- [EXERCISE REQUIREMENTS]: Could you write out every entry exactly as it stands?

-- Begin STORED ROWS --

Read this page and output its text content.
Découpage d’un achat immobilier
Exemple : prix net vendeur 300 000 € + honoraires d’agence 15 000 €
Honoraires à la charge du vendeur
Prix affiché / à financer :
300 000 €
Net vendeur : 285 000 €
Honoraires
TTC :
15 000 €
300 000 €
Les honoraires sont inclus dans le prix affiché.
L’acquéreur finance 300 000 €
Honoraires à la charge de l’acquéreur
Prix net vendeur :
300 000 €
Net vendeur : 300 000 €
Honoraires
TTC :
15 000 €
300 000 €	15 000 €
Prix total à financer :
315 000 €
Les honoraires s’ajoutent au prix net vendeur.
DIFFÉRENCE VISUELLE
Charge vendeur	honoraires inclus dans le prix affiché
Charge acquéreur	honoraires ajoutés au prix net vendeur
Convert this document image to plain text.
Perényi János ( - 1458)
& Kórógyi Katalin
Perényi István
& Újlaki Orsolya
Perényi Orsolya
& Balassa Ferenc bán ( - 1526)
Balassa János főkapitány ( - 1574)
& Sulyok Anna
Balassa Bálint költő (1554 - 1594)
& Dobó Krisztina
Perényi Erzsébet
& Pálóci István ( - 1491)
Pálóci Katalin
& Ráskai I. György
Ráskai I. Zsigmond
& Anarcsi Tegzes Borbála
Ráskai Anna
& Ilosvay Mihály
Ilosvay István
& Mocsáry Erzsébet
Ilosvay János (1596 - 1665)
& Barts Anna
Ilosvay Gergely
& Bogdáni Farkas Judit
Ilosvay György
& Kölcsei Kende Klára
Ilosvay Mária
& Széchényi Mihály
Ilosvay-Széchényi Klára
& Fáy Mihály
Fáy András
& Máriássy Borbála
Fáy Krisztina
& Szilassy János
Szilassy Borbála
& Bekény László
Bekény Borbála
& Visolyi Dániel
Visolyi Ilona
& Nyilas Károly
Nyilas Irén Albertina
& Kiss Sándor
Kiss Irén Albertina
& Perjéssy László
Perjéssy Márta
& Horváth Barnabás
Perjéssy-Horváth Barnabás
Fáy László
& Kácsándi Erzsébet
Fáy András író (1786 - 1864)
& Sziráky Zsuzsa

-- End STORED ROWS --

- [RESPONSE TO THE TASK]:
Read this page and output its text content.
Découpage d’un achat immobilier
Exemple : prix net vendeur 300 000 € + honoraires d’agence 15 000 €
Honoraires à la charge du vendeur
Prix affiché / à financer :
300 000 €
Net vendeur : 285 000 €
Honoraires
TTC :
15 000 €
300 000 €
Les honoraires sont inclus dans le prix affiché.
L’acquéreur finance 300 000 €
Honoraires à la charge de l’acquéreur
Prix net vendeur :
300 000 €
Net vendeur : 300 000 €
Honoraires
TTC :
15 000 €
300 000 €	15 000 €
Prix total à financer :
315 000 €
Les honoraires s’ajoutent au prix net vendeur.
DIFFÉRENCE VISUELLE
Charge vendeur	honoraires inclus dans le prix affiché
Charge acquéreur	honoraires ajoutés au prix net vendeur
Convert this document image to plain text.
Perényi János ( - 1458)
& Kórógyi Katalin
Perényi István
& Újlaki Orsolya
Perényi Orsolya
& Balassa Ferenc bán ( - 1526)
Balassa János főkapitány ( - 1574)
& Sulyok Anna
Balassa Bálint költő (1554 - 1594)
& Dobó Krisztina
Perényi Erzsébet
& Pálóci István ( - 1491)
Pálóci Katalin
& Ráskai I. György
Ráskai I. Zsigmond
& Anarcsi Tegzes Borbála
Ráskai Anna
& Ilosvay Mihály
Ilosvay István
& Mocsáry Erzsébet
Ilosvay János (1596 - 1665)
& Barts Anna
Ilosvay Gergely
& Bogdáni Farkas Judit
Ilosvay György
& Kölcsei Kende Klára
Ilosvay Mária
& Széchényi Mihály
Ilosvay-Széchényi Klára
& Fáy Mihály
Fáy András
& Máriássy Borbála
Fáy Krisztina
& Szilassy János
Szilassy Borbála
& Bekény László
Bekény Borbála
& Visolyi Dániel
Visolyi Ilona
& Nyilas Károly
Nyilas Irén Albertina
& Kiss Sándor
Kiss Irén Albertina
& Perjéssy László
Perjéssy Márta
& Horváth Barnabás
Perjéssy-Horváth Barnabás
Fáy László
& Kácsándi Erzsébet
Fáy András író (1786 - 1864)
& Sziráky Zsuzsa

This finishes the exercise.